Exercise instructions: Exactly reproduce the entries, dropping any pictures from your copy.

Exercise data:
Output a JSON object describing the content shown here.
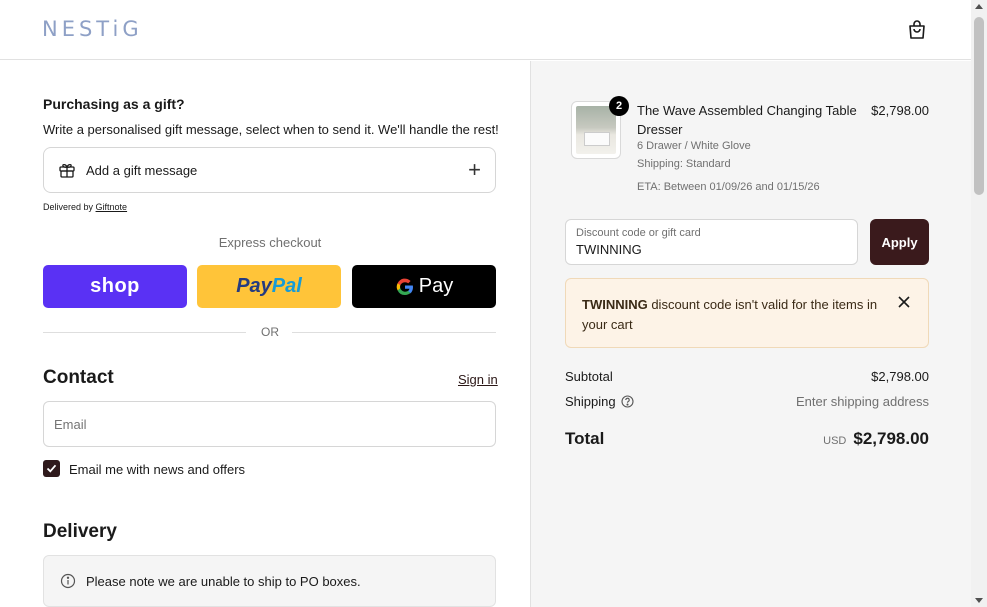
{
  "header": {
    "logo": "NESTiG",
    "cart_icon": "shopping-bag-icon"
  },
  "gift": {
    "title": "Purchasing as a gift?",
    "subtitle": "Write a personalised gift message, select when to send it. We'll handle the rest!",
    "add_label": "Add a gift message",
    "delivered_by": "Delivered by",
    "delivered_link": "Giftnote"
  },
  "express": {
    "label": "Express checkout",
    "shop_label": "shop",
    "paypal_part1": "Pay",
    "paypal_part2": "Pal",
    "gpay_g": "G",
    "gpay_label": "Pay",
    "or_label": "OR"
  },
  "contact": {
    "heading": "Contact",
    "sign_in": "Sign in",
    "email_placeholder": "Email",
    "newsletter_label": "Email me with news and offers",
    "newsletter_checked": true
  },
  "delivery": {
    "heading": "Delivery",
    "notice": "Please note we are unable to ship to PO boxes."
  },
  "order": {
    "product": {
      "name": "The Wave Assembled Changing Table Dresser",
      "variant": "6 Drawer / White Glove",
      "shipping": "Shipping: Standard",
      "eta": "ETA: Between 01/09/26 and 01/15/26",
      "price": "$2,798.00",
      "quantity": "2"
    },
    "discount": {
      "label": "Discount code or gift card",
      "value": "TWINNING",
      "apply_label": "Apply"
    },
    "error": {
      "code": "TWINNING",
      "message": " discount code isn't valid for the items in your cart"
    },
    "subtotal_label": "Subtotal",
    "subtotal_value": "$2,798.00",
    "shipping_label": "Shipping",
    "shipping_value": "Enter shipping address",
    "total_label": "Total",
    "total_currency": "USD",
    "total_value": "$2,798.00"
  },
  "colors": {
    "brand": "#8ea0c6",
    "shop_pay": "#5a31f4",
    "paypal": "#ffc439",
    "apply_button": "#3a1a1c",
    "error_bg": "#fdf3e7"
  }
}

Complete output:
Output a JSON object describing the content shown here.
{
  "header": {
    "logo": "NESTiG",
    "cart_icon": "shopping-bag-icon"
  },
  "gift": {
    "title": "Purchasing as a gift?",
    "subtitle": "Write a personalised gift message, select when to send it. We'll handle the rest!",
    "add_label": "Add a gift message",
    "delivered_by": "Delivered by",
    "delivered_link": "Giftnote"
  },
  "express": {
    "label": "Express checkout",
    "shop_label": "shop",
    "paypal_part1": "Pay",
    "paypal_part2": "Pal",
    "gpay_g": "G",
    "gpay_label": "Pay",
    "or_label": "OR"
  },
  "contact": {
    "heading": "Contact",
    "sign_in": "Sign in",
    "email_placeholder": "Email",
    "newsletter_label": "Email me with news and offers",
    "newsletter_checked": true
  },
  "delivery": {
    "heading": "Delivery",
    "notice": "Please note we are unable to ship to PO boxes."
  },
  "order": {
    "product": {
      "name": "The Wave Assembled Changing Table Dresser",
      "variant": "6 Drawer / White Glove",
      "shipping": "Shipping: Standard",
      "eta": "ETA: Between 01/09/26 and 01/15/26",
      "price": "$2,798.00",
      "quantity": "2"
    },
    "discount": {
      "label": "Discount code or gift card",
      "value": "TWINNING",
      "apply_label": "Apply"
    },
    "error": {
      "code": "TWINNING",
      "message": " discount code isn't valid for the items in your cart"
    },
    "subtotal_label": "Subtotal",
    "subtotal_value": "$2,798.00",
    "shipping_label": "Shipping",
    "shipping_value": "Enter shipping address",
    "total_label": "Total",
    "total_currency": "USD",
    "total_value": "$2,798.00"
  },
  "colors": {
    "brand": "#8ea0c6",
    "shop_pay": "#5a31f4",
    "paypal": "#ffc439",
    "apply_button": "#3a1a1c",
    "error_bg": "#fdf3e7"
  }
}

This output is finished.